EXERCISE BRIEF ▸
Your answer should be a single number: the count of lines that hold the word "least".
+--
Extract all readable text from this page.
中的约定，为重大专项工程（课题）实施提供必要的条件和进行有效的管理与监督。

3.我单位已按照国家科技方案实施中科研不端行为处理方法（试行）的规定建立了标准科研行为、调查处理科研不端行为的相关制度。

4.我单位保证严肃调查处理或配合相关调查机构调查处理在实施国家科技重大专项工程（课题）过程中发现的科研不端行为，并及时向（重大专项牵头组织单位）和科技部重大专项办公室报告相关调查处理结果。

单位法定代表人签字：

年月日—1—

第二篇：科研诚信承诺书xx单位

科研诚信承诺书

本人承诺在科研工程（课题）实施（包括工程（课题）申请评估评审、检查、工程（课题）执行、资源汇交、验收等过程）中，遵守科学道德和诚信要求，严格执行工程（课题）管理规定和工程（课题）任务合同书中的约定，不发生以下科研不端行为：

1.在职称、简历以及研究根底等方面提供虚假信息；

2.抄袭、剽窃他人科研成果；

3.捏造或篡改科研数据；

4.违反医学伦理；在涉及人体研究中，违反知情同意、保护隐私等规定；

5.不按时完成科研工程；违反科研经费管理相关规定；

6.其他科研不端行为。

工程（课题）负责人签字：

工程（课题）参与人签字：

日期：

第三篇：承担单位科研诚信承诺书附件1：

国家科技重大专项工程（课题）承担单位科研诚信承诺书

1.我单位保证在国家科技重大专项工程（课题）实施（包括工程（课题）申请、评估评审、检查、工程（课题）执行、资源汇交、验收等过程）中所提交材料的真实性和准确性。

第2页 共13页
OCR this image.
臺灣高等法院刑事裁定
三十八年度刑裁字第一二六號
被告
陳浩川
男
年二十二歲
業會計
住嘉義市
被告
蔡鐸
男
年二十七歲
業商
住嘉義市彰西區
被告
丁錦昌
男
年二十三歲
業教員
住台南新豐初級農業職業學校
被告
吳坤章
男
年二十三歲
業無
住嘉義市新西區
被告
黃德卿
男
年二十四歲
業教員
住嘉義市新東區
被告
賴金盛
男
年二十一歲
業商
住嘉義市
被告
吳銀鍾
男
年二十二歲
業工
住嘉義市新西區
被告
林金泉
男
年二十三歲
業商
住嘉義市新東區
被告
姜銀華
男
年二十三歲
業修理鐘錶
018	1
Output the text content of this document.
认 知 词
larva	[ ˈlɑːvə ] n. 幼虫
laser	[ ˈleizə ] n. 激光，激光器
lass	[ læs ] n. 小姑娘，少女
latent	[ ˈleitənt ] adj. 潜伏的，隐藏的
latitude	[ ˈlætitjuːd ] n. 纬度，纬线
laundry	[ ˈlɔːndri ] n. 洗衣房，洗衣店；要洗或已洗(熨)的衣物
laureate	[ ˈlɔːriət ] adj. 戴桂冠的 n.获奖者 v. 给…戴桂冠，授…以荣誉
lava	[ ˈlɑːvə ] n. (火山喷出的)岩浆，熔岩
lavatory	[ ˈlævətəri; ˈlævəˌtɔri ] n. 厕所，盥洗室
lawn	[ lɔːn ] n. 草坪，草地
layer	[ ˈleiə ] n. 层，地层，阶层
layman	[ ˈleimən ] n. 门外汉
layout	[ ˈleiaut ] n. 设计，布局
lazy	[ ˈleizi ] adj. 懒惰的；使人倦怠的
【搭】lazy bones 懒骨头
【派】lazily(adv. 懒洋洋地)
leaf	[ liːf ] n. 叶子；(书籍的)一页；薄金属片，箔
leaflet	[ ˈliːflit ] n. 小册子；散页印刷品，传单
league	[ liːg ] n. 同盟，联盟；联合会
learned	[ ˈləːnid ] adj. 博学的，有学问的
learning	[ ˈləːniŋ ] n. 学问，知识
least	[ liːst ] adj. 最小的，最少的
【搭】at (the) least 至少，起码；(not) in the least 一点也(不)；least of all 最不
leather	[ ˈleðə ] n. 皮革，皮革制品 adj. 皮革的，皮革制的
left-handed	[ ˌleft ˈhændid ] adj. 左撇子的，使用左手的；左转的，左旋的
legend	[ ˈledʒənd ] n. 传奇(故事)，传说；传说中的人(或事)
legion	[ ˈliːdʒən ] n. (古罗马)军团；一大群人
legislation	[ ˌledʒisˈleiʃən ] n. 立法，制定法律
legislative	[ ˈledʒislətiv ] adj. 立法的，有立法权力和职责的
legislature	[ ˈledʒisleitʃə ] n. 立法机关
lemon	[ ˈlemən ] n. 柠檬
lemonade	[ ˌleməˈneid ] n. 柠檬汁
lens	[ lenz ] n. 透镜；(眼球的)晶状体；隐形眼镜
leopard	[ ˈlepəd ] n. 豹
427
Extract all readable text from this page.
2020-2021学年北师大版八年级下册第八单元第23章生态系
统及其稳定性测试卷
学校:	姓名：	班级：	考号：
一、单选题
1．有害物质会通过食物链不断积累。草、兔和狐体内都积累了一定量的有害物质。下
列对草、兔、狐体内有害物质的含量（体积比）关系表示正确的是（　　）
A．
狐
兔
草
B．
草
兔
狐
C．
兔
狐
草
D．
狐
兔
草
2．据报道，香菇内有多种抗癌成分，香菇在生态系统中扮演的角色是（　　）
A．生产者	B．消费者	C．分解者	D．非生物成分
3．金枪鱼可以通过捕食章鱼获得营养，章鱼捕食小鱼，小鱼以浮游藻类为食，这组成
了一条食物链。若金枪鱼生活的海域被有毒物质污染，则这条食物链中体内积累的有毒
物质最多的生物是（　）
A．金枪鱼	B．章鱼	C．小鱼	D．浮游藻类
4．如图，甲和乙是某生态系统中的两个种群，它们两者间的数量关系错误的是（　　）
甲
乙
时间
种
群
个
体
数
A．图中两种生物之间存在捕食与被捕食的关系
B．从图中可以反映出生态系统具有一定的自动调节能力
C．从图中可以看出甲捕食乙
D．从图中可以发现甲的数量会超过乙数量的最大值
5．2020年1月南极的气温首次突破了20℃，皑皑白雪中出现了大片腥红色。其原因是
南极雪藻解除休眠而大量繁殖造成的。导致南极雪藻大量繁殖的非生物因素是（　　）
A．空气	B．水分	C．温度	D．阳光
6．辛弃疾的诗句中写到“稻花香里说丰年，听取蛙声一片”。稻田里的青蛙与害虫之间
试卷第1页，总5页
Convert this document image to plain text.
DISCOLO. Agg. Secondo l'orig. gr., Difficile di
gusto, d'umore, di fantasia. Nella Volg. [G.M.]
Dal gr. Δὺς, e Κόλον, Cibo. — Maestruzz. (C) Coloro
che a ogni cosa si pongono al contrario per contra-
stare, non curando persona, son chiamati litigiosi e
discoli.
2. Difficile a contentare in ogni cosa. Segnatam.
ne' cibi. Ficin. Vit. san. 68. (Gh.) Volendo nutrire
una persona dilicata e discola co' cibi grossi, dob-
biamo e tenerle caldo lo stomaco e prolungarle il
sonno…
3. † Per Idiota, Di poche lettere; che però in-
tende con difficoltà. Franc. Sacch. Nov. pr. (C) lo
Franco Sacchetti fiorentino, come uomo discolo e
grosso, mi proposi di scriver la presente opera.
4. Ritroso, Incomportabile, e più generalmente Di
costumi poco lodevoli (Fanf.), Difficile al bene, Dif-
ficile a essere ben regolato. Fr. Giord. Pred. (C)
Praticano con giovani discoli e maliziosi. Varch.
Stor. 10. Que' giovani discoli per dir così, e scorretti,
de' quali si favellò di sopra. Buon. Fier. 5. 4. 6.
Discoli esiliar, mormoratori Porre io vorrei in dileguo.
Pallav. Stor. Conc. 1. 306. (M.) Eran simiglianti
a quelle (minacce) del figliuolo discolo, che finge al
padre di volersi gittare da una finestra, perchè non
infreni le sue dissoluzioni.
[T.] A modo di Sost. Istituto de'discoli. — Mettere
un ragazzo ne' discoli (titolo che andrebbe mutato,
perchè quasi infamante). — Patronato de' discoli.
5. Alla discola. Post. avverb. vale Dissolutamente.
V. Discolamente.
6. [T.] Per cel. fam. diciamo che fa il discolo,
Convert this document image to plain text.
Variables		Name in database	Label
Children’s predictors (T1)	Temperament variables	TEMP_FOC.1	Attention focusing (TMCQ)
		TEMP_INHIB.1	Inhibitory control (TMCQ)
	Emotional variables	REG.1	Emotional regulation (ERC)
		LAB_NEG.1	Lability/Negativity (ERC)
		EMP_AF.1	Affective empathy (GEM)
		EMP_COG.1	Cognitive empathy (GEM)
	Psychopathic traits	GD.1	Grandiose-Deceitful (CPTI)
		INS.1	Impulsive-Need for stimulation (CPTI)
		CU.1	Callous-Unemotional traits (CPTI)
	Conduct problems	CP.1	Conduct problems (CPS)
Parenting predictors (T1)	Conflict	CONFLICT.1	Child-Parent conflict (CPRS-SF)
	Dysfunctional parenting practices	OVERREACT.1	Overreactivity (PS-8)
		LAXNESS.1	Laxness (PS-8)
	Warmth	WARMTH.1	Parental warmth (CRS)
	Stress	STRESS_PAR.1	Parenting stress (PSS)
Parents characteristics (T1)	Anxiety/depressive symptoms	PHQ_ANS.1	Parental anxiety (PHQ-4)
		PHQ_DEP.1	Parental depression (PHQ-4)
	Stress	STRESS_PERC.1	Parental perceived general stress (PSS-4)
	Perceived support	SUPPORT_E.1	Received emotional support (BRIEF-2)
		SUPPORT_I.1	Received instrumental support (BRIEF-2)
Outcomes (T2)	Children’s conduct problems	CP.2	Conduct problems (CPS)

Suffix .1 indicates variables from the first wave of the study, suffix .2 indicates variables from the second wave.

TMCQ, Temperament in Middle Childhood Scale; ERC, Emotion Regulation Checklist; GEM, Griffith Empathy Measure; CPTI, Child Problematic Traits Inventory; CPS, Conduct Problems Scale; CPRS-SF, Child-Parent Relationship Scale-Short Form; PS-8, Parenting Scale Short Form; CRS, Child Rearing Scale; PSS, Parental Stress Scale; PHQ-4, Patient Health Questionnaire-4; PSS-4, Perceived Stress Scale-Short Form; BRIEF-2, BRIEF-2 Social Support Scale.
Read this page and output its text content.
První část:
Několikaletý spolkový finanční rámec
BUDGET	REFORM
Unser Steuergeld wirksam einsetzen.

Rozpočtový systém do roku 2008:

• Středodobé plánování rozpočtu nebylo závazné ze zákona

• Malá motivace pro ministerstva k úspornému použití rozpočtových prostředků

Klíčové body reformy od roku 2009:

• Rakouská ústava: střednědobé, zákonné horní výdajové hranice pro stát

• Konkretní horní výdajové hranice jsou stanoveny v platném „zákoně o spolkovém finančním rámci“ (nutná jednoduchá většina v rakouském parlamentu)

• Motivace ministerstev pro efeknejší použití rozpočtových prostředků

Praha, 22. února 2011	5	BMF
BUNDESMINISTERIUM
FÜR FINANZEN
+--
FINISHED ANSWER ▸
2